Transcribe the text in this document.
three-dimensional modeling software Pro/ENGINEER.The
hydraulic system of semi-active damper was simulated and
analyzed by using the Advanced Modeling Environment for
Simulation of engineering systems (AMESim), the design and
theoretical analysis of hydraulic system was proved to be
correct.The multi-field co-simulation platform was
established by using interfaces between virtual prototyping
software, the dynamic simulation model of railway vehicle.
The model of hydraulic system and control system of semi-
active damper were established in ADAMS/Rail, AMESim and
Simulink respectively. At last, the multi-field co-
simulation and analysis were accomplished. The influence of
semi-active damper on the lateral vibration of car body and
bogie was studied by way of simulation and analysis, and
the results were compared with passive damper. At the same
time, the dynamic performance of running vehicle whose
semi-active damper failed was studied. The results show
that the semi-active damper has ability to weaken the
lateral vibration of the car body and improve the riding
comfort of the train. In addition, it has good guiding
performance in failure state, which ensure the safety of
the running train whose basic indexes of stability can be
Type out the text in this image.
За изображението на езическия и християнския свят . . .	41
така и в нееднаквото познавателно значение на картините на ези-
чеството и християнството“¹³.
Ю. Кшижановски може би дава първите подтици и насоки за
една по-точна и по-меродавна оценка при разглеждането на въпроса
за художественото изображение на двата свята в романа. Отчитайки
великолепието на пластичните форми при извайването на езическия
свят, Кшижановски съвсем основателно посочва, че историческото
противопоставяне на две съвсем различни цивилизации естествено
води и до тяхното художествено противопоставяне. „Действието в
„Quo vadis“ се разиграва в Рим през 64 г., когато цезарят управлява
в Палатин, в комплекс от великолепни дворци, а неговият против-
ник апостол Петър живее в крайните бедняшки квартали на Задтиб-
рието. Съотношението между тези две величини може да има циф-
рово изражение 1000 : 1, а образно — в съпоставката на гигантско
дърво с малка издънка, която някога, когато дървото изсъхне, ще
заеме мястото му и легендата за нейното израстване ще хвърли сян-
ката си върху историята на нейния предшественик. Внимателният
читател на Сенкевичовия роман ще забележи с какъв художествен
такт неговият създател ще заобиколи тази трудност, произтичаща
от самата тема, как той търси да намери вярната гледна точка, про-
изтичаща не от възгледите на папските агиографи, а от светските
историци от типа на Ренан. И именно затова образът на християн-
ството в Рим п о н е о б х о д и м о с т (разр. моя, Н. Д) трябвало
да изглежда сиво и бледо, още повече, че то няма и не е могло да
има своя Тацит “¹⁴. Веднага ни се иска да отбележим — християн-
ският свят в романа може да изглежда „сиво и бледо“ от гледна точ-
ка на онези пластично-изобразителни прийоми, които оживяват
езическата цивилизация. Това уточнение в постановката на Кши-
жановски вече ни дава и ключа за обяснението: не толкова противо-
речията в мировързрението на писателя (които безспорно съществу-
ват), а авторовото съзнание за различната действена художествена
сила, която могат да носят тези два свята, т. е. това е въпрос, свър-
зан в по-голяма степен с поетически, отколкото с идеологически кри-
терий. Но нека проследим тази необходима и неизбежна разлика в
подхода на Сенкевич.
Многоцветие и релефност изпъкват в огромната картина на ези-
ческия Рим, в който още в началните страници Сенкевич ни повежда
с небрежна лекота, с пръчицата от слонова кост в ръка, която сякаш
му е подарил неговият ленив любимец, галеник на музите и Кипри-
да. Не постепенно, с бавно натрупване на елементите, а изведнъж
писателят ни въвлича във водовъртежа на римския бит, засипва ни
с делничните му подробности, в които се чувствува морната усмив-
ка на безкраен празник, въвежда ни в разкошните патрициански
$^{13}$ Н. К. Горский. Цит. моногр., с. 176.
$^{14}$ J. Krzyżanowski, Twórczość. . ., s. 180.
··········
Requirement.
Copy out each line exactly as written.

Response to the task.
Transcribe the text in this document.
three-dimensional modeling software Pro/ENGINEER.The
hydraulic system of semi-active damper was simulated and
analyzed by using the Advanced Modeling Environment for
Simulation of engineering systems (AMESim), the design and
theoretical analysis of hydraulic system was proved to be
correct.The multi-field co-simulation platform was
established by using interfaces between virtual prototyping
software, the dynamic simulation model of railway vehicle.
The model of hydraulic system and control system of semi-
active damper were established in ADAMS/Rail, AMESim and
Simulink respectively. At last, the multi-field co-
simulation and analysis were accomplished. The influence of
semi-active damper on the lateral vibration of car body and
bogie was studied by way of simulation and analysis, and
the results were compared with passive damper. At the same
time, the dynamic performance of running vehicle whose
semi-active damper failed was studied. The results show
that the semi-active damper has ability to weaken the
lateral vibration of the car body and improve the riding
comfort of the train. In addition, it has good guiding
performance in failure state, which ensure the safety of
the running train whose basic indexes of stability can be
Type out the text in this image.
За изображението на езическия и християнския свят . . .	41
така и в нееднаквото познавателно значение на картините на ези-
чеството и християнството“¹³.
Ю. Кшижановски може би дава първите подтици и насоки за
една по-точна и по-меродавна оценка при разглеждането на въпроса
за художественото изображение на двата свята в романа. Отчитайки
великолепието на пластичните форми при извайването на езическия
свят, Кшижановски съвсем основателно посочва, че историческото
противопоставяне на две съвсем различни цивилизации естествено
води и до тяхното художествено противопоставяне. „Действието в
„Quo vadis“ се разиграва в Рим през 64 г., когато цезарят управлява
в Палатин, в комплекс от великолепни дворци, а неговият против-
ник апостол Петър живее в крайните бедняшки квартали на Задтиб-
рието. Съотношението между тези две величини може да има циф-
рово изражение 1000 : 1, а образно — в съпоставката на гигантско
дърво с малка издънка, която някога, когато дървото изсъхне, ще
заеме мястото му и легендата за нейното израстване ще хвърли сян-
ката си върху историята на нейния предшественик. Внимателният
читател на Сенкевичовия роман ще забележи с какъв художествен
такт неговият създател ще заобиколи тази трудност, произтичаща
от самата тема, как той търси да намери вярната гледна точка, про-
изтичаща не от възгледите на папските агиографи, а от светските
историци от типа на Ренан. И именно затова образът на християн-
ството в Рим п о н е о б х о д и м о с т (разр. моя, Н. Д) трябвало
да изглежда сиво и бледо, още повече, че то няма и не е могло да
има своя Тацит “¹⁴. Веднага ни се иска да отбележим — християн-
ският свят в романа може да изглежда „сиво и бледо“ от гледна точ-
ка на онези пластично-изобразителни прийоми, които оживяват
езическата цивилизация. Това уточнение в постановката на Кши-
жановски вече ни дава и ключа за обяснението: не толкова противо-
речията в мировързрението на писателя (които безспорно съществу-
ват), а авторовото съзнание за различната действена художествена
сила, която могат да носят тези два свята, т. е. това е въпрос, свър-
зан в по-голяма степен с поетически, отколкото с идеологически кри-
терий. Но нека проследим тази необходима и неизбежна разлика в
подхода на Сенкевич.
Многоцветие и релефност изпъкват в огромната картина на ези-
ческия Рим, в който още в началните страници Сенкевич ни повежда
с небрежна лекота, с пръчицата от слонова кост в ръка, която сякаш
му е подарил неговият ленив любимец, галеник на музите и Кипри-
да. Не постепенно, с бавно натрупване на елементите, а изведнъж
писателят ни въвлича във водовъртежа на римския бит, засипва ни
с делничните му подробности, в които се чувствува морната усмив-
ка на безкраен празник, въвежда ни в разкошните патрициански
$^{13}$ Н. К. Горский. Цит. моногр., с. 176.
$^{14}$ J. Krzyżanowski, Twórczość. . ., s. 180.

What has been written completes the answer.